_BRIEF_
Read the records and gather each line that includes "equation".

·····

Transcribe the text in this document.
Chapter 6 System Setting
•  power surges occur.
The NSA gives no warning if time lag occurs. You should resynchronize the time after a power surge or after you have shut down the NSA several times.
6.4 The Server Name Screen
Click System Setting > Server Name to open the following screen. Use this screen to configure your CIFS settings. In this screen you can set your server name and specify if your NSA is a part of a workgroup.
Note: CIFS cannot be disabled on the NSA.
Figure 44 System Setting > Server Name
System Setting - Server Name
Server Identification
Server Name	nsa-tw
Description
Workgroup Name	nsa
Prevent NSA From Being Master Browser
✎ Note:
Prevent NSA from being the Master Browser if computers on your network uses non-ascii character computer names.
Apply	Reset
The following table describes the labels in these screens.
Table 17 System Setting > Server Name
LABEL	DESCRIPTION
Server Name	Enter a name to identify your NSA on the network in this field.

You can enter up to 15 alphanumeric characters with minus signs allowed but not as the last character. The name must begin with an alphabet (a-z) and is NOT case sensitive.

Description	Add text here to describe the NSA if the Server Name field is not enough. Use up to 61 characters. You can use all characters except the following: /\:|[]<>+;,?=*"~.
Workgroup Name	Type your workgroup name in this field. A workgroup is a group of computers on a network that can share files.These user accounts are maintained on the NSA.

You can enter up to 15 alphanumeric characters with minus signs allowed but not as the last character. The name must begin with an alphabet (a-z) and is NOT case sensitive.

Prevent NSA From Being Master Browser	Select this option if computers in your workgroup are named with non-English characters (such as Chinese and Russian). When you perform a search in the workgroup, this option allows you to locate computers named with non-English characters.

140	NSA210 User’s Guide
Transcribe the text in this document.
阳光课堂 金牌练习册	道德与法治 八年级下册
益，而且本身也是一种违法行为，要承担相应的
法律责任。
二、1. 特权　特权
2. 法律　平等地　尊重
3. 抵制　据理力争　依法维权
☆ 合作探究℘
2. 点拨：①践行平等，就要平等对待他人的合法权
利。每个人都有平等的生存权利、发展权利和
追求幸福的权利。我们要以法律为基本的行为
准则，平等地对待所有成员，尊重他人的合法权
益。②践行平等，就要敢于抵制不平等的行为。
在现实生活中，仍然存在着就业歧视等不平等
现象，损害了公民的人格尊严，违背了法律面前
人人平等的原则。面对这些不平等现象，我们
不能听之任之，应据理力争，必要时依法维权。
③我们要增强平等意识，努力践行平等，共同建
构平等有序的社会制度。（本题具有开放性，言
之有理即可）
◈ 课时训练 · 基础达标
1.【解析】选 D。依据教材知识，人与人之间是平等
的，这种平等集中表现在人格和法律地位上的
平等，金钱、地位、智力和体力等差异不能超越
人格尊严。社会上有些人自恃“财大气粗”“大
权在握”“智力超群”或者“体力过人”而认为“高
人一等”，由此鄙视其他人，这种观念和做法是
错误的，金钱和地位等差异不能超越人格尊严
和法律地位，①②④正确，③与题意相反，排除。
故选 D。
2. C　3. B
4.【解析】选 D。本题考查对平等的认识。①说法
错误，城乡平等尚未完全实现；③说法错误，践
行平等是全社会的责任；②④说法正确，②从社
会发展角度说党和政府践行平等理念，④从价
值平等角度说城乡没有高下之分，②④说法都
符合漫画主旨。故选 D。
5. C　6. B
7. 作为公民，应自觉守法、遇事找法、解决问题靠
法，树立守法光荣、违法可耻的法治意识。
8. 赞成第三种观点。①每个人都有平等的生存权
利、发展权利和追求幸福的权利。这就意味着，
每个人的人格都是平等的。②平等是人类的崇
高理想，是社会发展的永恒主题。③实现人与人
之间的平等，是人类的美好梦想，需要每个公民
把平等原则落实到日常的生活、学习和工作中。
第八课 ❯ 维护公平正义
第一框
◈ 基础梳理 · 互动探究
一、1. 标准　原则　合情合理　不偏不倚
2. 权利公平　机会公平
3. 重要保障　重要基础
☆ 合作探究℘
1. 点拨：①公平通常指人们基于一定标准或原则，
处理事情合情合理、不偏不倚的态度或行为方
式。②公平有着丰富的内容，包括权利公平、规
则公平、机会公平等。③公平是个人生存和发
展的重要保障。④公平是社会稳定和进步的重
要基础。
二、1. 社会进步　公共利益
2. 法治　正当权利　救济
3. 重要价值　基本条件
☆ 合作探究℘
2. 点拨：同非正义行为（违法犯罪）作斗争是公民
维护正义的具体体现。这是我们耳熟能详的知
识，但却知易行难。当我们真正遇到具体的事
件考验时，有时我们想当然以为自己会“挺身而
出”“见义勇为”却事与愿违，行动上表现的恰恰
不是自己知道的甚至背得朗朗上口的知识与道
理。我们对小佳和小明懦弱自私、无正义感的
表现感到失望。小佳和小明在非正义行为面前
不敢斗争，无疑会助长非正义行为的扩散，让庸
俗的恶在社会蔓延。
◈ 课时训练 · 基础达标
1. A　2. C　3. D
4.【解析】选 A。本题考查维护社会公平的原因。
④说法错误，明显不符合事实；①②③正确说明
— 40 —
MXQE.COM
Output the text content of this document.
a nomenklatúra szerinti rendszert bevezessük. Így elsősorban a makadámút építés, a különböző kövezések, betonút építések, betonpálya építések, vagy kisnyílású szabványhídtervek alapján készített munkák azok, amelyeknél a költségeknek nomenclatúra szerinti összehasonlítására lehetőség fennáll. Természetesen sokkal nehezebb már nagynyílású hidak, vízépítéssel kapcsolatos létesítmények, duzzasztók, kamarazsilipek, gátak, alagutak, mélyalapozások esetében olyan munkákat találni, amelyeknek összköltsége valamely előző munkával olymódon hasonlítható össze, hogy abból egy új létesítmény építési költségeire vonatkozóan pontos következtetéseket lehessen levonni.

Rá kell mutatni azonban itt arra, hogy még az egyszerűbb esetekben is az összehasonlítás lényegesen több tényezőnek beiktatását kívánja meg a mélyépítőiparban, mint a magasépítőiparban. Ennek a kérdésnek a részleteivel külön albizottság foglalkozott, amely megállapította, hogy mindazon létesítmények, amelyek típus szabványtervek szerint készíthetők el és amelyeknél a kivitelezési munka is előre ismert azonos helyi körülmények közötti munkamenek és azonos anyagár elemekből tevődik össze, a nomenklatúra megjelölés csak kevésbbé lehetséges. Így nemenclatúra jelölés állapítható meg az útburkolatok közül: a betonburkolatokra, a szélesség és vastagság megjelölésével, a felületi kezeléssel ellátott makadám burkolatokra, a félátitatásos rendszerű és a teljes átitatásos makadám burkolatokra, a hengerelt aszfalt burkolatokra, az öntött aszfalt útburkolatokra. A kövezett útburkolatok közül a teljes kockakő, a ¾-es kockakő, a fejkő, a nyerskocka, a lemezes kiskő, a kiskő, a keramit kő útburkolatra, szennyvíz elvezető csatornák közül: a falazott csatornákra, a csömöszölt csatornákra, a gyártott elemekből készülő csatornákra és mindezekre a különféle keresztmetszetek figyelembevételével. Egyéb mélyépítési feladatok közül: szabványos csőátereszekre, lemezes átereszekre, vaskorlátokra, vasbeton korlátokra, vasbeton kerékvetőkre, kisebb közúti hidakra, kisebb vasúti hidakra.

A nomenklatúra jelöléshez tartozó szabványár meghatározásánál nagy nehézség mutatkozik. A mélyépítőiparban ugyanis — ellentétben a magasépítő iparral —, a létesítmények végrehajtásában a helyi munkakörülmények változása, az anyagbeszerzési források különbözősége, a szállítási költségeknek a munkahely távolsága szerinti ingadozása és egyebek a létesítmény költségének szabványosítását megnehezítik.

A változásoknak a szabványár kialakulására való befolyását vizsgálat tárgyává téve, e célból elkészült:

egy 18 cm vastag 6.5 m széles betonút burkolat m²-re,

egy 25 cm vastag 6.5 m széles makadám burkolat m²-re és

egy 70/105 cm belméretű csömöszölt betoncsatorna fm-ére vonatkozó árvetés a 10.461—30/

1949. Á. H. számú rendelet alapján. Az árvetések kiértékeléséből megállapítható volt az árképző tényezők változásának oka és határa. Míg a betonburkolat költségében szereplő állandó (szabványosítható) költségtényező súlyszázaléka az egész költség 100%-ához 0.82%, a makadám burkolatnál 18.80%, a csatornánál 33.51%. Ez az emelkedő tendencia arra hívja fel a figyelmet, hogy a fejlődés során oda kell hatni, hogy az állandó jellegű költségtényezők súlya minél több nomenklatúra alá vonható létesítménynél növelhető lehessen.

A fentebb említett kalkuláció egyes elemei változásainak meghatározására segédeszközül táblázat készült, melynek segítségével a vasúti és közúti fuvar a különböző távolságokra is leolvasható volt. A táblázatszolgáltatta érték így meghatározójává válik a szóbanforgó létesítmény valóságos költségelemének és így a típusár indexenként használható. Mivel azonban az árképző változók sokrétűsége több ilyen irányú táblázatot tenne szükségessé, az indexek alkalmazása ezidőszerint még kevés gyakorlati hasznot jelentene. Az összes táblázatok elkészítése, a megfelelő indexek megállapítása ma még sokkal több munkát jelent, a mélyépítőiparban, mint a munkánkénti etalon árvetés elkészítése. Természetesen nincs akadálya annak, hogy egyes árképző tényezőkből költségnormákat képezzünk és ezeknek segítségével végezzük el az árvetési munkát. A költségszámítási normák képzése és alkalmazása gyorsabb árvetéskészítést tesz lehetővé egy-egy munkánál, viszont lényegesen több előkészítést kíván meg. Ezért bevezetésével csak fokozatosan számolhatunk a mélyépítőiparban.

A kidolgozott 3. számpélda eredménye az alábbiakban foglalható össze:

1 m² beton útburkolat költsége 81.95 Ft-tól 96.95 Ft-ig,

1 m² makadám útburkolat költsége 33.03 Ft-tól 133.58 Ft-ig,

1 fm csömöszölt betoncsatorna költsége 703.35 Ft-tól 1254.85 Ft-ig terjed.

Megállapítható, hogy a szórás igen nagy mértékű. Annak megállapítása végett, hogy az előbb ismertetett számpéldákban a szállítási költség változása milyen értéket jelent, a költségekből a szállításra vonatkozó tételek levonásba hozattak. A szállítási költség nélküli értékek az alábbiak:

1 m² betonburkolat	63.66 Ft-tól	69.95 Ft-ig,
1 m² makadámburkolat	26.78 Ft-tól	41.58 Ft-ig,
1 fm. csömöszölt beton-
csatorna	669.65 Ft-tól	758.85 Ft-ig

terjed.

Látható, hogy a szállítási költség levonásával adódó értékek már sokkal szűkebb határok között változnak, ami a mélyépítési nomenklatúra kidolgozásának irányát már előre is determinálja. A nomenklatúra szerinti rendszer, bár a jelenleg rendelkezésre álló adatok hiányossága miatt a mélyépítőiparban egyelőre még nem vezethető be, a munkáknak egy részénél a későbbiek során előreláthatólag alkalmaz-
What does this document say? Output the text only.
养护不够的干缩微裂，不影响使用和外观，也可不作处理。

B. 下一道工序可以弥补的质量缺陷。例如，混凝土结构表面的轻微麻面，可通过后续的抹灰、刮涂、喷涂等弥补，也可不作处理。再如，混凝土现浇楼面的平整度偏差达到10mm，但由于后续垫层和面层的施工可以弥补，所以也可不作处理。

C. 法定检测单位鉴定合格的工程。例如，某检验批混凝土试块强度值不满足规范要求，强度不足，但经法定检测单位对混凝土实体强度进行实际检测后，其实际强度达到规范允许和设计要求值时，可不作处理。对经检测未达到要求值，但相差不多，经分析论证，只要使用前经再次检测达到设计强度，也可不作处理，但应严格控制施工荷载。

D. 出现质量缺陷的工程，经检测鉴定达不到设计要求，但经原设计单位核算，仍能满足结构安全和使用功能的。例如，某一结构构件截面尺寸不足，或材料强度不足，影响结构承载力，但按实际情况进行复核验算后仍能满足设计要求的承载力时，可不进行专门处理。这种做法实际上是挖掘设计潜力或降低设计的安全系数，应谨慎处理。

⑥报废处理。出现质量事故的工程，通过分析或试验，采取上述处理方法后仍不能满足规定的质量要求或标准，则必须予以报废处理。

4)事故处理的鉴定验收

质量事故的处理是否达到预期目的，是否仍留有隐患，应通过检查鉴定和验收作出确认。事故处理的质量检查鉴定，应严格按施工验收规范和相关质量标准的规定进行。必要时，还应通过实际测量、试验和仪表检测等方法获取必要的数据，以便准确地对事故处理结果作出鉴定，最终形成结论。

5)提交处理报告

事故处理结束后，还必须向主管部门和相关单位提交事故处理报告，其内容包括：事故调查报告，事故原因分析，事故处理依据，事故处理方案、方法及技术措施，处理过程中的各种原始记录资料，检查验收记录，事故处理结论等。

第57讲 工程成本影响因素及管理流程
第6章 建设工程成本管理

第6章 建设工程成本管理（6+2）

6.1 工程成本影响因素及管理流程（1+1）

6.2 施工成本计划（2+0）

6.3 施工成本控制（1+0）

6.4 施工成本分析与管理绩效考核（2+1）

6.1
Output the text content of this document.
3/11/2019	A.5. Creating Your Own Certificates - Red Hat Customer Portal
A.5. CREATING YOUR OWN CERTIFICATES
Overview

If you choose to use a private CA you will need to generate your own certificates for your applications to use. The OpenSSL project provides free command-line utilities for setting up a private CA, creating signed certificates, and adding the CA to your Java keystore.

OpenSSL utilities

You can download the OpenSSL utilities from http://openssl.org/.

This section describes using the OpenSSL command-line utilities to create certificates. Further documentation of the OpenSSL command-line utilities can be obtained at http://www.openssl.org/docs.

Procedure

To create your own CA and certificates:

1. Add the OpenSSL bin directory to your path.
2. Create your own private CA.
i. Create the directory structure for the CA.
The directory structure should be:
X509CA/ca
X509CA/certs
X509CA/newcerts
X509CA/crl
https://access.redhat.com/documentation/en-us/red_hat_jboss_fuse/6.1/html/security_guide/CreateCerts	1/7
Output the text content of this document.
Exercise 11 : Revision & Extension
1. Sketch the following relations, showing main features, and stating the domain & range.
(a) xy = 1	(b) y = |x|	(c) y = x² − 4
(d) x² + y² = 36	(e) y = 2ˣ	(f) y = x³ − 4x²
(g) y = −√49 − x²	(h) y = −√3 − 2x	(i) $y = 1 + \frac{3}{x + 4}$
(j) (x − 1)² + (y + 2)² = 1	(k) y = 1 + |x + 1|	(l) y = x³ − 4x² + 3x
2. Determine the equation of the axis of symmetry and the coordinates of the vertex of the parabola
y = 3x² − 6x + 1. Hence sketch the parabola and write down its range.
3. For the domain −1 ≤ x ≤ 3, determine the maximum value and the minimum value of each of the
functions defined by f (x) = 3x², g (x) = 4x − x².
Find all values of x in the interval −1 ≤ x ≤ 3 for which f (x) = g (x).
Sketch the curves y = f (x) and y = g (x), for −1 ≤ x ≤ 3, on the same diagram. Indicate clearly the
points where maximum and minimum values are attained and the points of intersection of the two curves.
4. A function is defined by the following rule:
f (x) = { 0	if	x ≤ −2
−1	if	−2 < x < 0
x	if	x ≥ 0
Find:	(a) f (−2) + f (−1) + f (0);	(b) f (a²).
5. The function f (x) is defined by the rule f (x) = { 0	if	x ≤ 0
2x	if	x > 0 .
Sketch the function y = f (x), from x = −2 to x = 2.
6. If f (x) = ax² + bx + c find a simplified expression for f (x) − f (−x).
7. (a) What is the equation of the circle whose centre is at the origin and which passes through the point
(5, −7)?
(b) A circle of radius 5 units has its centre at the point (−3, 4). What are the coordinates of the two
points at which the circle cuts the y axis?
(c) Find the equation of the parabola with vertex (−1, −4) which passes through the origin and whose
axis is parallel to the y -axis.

·····

_REPLY TO THE TASK_
2. Determine the equation of the axis of symmetry and the coordinates of the vertex of the parabola
7. (a) What is the equation of the circle whose centre is at the origin and which passes through the point
(c) Find the equation of the parabola with vertex (−1, −4) which passes through the origin and whose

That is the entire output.